===== Given data
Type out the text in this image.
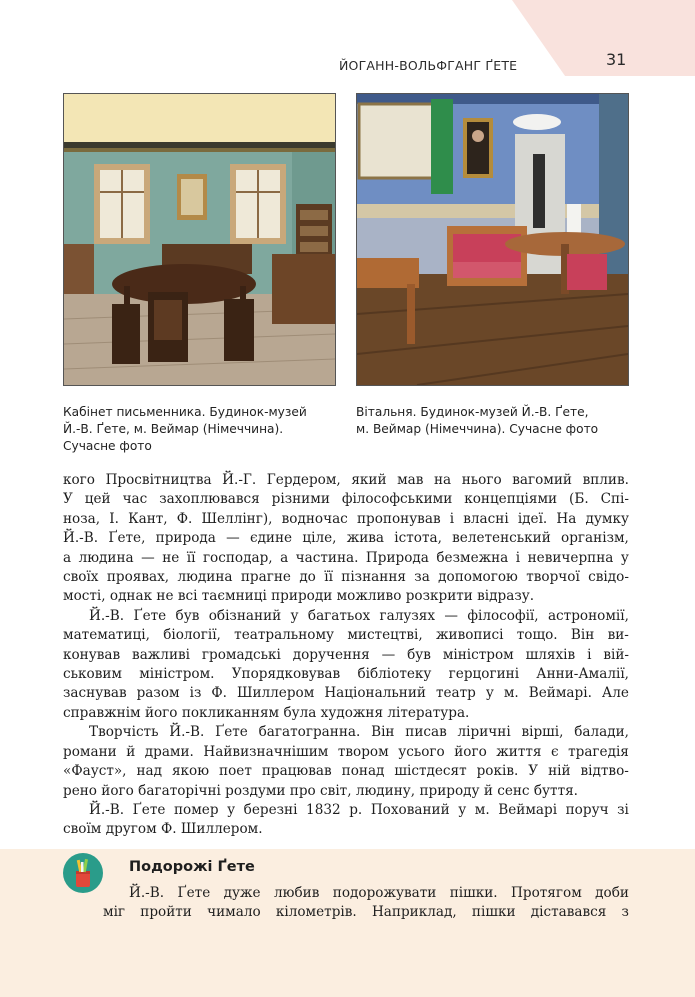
ЙОГАНН-ВОЛЬФГАНГ ҐЕТЕ	31
Кабінет письменника. Будинок-музей
Й.-В. Ґете, м. Веймар (Німеччина).
Сучасне фото
Вітальня. Будинок-музей Й.-В. Ґете,
м. Веймар (Німеччина). Сучасне фото
кого Просвітництва Й.-Г. Гердером, який мав на нього вагомий вплив.
У цей час захоплювався різними філософськими концепціями (Б. Спі-
ноза, І. Кант, Ф. Шеллінг), водночас пропонував і власні ідеї. На думку
Й.-В. Ґете, природа — єдине ціле, жива істота, велетенський організм,
а людина — не її господар, а частина. Природа безмежна і невичерпна у
своїх проявах, людина прагне до її пізнання за допомогою творчої свідо-
мості, однак не всі таємниці природи можливо розкрити відразу.
Й.-В. Ґете був обізнаний у багатьох галузях — філософії, астрономії,
математиці, біології, театральному мистецтві, живописі тощо. Він ви-
конував важливі громадські доручення — був міністром шляхів і вій-
ськовим міністром. Упорядковував бібліотеку герцогині Анни-Амалії,
заснував разом із Ф. Шиллером Національний театр у м. Веймарі. Але
справжнім його покликанням була художня література.
Творчість Й.-В. Ґете багатогранна. Він писав ліричні вірші, балади,
романи й драми. Найвизначнішим твором усього його життя є трагедія
«Фауст», над якою поет працював понад шістдесят років. У ній відтво-
рено його багаторічні роздуми про світ, людину, природу й сенс буття.
Й.-В. Ґете помер у березні 1832 р. Похований у м. Веймарі поруч зі
своїм другом Ф. Шиллером.
Подорожі Ґете
Й.-В. Ґете дуже любив подорожувати пішки. Протягом доби
міг пройти чимало кілометрів. Наприклад, пішки діставався з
==========
Problem description → All the lines above are to be given again exactly as they read, with the pictures removed.

Solution below →
Type out the text in this image.
ЙОГАНН-ВОЛЬФГАНГ ҐЕТЕ	31
Кабінет письменника. Будинок-музей
Й.-В. Ґете, м. Веймар (Німеччина).
Сучасне фото
Вітальня. Будинок-музей Й.-В. Ґете,
м. Веймар (Німеччина). Сучасне фото
кого Просвітництва Й.-Г. Гердером, який мав на нього вагомий вплив.
У цей час захоплювався різними філософськими концепціями (Б. Спі-
ноза, І. Кант, Ф. Шеллінг), водночас пропонував і власні ідеї. На думку
Й.-В. Ґете, природа — єдине ціле, жива істота, велетенський організм,
а людина — не її господар, а частина. Природа безмежна і невичерпна у
своїх проявах, людина прагне до її пізнання за допомогою творчої свідо-
мості, однак не всі таємниці природи можливо розкрити відразу.
Й.-В. Ґете був обізнаний у багатьох галузях — філософії, астрономії,
математиці, біології, театральному мистецтві, живописі тощо. Він ви-
конував важливі громадські доручення — був міністром шляхів і вій-
ськовим міністром. Упорядковував бібліотеку герцогині Анни-Амалії,
заснував разом із Ф. Шиллером Національний театр у м. Веймарі. Але
справжнім його покликанням була художня література.
Творчість Й.-В. Ґете багатогранна. Він писав ліричні вірші, балади,
романи й драми. Найвизначнішим твором усього його життя є трагедія
«Фауст», над якою поет працював понад шістдесят років. У ній відтво-
рено його багаторічні роздуми про світ, людину, природу й сенс буття.
Й.-В. Ґете помер у березні 1832 р. Похований у м. Веймарі поруч зі
своїм другом Ф. Шиллером.
Подорожі Ґете
Й.-В. Ґете дуже любив подорожувати пішки. Протягом доби
міг пройти чимало кілометрів. Наприклад, пішки діставався з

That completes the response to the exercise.